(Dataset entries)
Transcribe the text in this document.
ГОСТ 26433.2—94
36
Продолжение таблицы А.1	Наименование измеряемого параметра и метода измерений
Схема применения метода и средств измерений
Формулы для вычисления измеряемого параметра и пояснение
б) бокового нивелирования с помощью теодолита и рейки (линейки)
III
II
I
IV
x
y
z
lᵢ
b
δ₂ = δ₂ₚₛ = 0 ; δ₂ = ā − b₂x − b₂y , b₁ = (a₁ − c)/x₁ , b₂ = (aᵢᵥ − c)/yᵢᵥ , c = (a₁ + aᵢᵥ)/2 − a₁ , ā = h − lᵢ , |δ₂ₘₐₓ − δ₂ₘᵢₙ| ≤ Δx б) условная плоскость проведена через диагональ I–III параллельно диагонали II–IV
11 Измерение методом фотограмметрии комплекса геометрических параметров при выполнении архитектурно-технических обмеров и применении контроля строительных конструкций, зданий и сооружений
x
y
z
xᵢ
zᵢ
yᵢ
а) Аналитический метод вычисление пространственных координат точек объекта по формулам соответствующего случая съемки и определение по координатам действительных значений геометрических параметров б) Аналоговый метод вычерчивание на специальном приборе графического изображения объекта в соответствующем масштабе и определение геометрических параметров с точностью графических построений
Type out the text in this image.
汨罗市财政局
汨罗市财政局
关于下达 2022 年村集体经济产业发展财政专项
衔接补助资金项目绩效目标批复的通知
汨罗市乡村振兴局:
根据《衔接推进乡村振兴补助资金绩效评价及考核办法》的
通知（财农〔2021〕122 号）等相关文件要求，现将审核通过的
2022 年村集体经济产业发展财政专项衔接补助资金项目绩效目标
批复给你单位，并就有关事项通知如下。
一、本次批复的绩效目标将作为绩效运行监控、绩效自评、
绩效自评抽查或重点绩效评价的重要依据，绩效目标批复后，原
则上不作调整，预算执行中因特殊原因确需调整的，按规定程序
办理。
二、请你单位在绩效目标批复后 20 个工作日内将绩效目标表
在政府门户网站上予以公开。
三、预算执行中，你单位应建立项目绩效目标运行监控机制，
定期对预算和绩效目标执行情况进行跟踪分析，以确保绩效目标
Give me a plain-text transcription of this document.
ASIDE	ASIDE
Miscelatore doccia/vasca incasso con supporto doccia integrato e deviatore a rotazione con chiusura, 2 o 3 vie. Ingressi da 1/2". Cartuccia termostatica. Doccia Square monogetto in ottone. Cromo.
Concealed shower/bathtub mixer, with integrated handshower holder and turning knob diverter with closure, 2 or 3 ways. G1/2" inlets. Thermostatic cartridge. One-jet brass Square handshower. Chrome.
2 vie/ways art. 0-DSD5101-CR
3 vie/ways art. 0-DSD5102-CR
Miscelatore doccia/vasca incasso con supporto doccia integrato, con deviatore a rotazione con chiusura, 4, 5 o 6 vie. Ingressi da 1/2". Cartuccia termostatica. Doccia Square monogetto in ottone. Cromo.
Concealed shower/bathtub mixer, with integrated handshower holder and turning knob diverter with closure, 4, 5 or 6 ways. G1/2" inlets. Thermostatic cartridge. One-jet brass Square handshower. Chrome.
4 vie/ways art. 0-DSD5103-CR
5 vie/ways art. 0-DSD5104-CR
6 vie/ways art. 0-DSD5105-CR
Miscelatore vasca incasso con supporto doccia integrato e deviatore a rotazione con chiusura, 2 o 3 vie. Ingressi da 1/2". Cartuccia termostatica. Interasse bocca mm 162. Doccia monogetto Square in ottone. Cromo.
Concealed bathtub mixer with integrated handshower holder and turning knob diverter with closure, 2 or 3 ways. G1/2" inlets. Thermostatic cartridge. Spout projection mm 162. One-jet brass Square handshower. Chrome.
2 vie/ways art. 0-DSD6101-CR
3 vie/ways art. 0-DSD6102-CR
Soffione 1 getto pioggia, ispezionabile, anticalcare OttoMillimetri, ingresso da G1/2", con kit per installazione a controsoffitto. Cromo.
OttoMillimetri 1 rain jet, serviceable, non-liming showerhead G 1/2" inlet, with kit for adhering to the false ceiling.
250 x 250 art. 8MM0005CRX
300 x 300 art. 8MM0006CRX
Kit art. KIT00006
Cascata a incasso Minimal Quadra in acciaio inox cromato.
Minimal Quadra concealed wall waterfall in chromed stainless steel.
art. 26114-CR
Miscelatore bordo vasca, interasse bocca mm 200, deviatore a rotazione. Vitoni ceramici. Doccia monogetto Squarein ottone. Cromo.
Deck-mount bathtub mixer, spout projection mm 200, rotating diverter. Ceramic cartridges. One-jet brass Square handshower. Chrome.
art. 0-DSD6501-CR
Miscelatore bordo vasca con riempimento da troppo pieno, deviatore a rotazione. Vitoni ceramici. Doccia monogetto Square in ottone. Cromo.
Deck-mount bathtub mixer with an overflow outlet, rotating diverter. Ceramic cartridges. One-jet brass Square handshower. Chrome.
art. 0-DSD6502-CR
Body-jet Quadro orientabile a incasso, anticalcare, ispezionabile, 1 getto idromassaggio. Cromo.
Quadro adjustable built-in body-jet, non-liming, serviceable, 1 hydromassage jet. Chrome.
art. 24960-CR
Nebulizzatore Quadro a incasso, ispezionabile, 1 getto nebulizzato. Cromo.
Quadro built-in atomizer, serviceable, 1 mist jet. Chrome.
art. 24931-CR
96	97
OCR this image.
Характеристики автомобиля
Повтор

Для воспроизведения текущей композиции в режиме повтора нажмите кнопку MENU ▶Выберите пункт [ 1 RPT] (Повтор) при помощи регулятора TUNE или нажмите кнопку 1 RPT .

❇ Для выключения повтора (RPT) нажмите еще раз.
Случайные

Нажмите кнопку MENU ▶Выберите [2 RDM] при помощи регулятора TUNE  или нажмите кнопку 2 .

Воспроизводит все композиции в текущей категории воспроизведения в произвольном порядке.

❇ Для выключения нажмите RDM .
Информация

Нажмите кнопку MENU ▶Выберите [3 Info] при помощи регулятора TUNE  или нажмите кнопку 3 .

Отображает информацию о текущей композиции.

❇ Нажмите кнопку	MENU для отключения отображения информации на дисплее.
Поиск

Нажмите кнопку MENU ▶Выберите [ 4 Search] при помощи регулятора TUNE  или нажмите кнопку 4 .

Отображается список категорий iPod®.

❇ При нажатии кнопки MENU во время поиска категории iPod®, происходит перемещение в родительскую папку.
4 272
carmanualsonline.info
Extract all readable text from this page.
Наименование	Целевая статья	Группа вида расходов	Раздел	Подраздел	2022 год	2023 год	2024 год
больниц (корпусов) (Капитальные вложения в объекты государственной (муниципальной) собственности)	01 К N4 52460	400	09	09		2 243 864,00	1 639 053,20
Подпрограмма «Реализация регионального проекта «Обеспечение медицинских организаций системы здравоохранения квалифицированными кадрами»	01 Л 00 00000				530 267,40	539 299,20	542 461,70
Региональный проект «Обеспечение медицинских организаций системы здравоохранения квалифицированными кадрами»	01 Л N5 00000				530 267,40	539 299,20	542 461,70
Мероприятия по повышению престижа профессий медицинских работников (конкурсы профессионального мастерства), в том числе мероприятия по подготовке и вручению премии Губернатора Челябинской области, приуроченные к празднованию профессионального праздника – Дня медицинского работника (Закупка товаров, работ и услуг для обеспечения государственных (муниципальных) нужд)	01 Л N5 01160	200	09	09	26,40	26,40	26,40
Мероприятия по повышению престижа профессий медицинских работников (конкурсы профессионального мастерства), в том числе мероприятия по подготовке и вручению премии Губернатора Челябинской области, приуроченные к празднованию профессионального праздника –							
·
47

* [Prompt]: Gather each line from the listing above that holds "serviceable".

* [Worked solution]:
OttoMillimetri 1 rain jet, serviceable, non-liming showerhead G 1/2" inlet, with kit for adhering to the false ceiling.
Quadro adjustable built-in body-jet, non-liming, serviceable, 1 hydromassage jet. Chrome.
Quadro built-in atomizer, serviceable, 1 mist jet. Chrome.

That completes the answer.